• Work to do: Look through the lines of the material and count those containing "wavefront". Give that count alone.

[START OF Provided entries]

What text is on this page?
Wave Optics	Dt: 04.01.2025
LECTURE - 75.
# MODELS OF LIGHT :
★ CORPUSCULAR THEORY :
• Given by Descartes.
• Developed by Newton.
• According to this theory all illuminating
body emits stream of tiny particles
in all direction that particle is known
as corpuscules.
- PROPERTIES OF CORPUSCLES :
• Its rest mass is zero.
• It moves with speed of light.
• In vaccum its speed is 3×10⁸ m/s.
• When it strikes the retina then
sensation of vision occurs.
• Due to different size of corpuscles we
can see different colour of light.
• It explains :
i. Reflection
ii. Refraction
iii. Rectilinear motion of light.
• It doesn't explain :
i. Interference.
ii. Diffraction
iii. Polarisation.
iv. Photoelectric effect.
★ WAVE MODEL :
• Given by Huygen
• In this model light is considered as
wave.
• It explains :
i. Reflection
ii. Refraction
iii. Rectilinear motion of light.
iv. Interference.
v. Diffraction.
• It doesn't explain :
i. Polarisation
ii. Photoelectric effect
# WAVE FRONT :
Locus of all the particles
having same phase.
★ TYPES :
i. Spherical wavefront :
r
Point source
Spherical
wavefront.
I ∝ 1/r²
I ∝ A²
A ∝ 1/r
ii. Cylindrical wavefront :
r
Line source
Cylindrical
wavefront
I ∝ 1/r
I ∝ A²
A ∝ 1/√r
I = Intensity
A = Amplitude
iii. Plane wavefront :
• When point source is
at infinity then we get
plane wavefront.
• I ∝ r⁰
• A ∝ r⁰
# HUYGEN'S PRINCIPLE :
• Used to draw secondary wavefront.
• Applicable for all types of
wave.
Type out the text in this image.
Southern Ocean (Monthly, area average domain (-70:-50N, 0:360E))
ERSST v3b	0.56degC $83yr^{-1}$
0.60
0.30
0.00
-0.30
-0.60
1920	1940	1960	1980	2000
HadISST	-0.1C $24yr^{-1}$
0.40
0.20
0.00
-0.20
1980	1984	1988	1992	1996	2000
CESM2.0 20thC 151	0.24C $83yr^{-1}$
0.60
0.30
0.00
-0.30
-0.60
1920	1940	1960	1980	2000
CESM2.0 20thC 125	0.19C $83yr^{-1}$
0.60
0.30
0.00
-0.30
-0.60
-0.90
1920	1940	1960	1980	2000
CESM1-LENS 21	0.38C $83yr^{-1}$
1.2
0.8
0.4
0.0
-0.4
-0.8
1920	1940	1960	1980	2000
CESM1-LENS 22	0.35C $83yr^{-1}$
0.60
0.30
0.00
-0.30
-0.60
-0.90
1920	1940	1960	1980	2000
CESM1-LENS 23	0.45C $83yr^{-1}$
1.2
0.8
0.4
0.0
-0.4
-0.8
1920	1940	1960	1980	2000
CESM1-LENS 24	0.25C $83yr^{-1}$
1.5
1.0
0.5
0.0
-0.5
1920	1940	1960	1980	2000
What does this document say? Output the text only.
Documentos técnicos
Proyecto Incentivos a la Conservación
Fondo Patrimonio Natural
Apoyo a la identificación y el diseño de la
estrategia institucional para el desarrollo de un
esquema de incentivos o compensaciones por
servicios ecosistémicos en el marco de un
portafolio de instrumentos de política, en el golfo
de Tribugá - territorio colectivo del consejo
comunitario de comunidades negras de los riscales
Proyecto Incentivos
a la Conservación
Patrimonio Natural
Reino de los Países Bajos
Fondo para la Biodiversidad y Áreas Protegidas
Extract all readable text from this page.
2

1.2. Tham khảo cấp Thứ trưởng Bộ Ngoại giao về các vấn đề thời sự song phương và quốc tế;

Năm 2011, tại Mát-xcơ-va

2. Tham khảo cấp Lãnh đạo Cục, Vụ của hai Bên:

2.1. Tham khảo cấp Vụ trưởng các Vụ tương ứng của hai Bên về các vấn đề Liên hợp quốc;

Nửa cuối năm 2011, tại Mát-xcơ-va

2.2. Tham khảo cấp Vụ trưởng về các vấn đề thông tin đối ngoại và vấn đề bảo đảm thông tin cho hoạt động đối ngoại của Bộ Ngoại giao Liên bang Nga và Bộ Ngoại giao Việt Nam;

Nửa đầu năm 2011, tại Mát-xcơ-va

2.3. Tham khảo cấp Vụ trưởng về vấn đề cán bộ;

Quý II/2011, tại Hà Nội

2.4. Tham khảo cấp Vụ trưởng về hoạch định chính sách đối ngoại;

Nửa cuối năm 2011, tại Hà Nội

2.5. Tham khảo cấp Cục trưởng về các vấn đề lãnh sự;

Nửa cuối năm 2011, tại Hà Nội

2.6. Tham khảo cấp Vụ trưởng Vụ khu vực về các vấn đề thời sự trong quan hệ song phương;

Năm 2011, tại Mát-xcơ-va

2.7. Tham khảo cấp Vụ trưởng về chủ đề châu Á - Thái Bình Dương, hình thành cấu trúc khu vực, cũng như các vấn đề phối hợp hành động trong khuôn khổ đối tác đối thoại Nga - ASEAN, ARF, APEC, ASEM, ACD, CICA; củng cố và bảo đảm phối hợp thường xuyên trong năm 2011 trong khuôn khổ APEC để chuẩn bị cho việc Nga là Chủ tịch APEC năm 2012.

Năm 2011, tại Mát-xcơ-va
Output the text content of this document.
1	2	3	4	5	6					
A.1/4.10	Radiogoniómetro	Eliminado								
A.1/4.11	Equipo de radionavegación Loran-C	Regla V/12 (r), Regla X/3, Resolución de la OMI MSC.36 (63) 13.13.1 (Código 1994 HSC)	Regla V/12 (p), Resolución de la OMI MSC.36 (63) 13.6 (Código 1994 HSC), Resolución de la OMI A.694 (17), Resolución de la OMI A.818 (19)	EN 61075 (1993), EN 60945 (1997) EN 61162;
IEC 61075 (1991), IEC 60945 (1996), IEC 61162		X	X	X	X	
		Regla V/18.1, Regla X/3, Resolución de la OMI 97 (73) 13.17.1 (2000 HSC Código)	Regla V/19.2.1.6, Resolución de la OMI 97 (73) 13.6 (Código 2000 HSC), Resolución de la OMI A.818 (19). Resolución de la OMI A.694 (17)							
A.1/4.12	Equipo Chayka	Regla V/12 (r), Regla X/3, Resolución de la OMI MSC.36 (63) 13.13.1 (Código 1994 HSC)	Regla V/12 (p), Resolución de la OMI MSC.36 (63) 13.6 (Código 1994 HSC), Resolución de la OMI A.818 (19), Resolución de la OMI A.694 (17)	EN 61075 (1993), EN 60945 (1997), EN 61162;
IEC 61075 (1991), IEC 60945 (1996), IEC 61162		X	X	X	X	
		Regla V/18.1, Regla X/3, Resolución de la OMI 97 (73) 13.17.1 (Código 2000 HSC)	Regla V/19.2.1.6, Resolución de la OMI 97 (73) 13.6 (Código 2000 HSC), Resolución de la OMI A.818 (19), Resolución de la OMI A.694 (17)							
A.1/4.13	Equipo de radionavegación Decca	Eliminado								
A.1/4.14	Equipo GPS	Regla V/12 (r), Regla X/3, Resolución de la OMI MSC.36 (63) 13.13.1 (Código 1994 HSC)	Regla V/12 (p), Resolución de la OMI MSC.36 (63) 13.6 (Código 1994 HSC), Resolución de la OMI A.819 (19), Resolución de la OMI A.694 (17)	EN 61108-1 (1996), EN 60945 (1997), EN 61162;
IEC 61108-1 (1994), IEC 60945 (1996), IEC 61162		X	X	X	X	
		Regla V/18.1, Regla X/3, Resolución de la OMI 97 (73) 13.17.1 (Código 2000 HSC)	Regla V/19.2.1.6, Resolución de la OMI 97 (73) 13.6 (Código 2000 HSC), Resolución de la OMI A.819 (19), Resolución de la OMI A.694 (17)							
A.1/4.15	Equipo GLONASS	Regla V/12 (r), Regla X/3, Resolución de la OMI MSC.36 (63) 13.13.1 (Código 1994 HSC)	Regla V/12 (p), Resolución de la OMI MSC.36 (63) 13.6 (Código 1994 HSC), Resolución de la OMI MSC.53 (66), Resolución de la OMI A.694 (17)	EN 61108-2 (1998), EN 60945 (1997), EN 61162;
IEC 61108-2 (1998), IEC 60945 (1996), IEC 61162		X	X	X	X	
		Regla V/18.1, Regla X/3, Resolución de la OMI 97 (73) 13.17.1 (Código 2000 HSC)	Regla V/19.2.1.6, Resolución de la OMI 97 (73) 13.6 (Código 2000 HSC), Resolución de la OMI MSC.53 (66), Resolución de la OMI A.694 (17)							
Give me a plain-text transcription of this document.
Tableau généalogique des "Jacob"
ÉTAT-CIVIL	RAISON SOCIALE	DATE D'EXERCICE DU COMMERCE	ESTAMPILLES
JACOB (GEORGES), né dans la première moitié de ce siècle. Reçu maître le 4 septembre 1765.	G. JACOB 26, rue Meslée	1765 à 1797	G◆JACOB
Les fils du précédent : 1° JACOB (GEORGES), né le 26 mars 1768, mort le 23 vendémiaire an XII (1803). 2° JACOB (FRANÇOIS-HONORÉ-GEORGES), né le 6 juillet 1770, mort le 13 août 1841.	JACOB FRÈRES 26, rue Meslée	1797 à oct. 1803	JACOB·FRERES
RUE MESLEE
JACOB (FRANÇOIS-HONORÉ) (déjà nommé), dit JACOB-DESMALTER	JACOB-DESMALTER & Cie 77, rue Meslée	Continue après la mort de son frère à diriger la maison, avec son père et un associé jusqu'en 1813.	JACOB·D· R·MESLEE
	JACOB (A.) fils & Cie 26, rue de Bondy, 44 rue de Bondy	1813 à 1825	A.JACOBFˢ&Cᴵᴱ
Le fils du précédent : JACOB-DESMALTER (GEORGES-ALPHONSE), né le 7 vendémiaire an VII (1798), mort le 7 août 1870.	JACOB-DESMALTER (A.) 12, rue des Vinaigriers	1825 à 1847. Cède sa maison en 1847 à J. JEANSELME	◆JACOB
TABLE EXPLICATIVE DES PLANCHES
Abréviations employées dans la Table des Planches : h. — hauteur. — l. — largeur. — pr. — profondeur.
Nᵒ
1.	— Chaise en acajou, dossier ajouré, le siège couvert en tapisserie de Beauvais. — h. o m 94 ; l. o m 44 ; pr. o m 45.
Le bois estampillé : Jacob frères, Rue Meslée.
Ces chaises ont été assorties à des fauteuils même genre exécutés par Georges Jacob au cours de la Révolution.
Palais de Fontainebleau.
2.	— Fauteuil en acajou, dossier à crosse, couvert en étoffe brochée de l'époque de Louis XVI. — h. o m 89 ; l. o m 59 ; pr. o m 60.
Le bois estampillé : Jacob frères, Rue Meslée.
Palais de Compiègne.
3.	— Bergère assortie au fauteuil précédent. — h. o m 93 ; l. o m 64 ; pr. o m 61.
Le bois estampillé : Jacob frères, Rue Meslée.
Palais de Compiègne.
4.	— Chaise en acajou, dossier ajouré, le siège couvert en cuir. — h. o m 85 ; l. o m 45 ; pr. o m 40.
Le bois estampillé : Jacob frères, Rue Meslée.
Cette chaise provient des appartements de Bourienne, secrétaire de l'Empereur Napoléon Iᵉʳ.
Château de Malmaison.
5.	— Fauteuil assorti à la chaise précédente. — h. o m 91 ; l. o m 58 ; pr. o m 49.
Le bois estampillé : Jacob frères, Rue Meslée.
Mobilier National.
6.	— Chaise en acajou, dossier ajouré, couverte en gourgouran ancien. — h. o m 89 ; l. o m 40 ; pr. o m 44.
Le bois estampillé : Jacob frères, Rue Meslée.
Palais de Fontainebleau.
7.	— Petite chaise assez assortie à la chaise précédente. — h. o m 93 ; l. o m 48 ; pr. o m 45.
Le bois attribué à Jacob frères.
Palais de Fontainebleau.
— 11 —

[END OF Provided entries]

• Exercise response: 7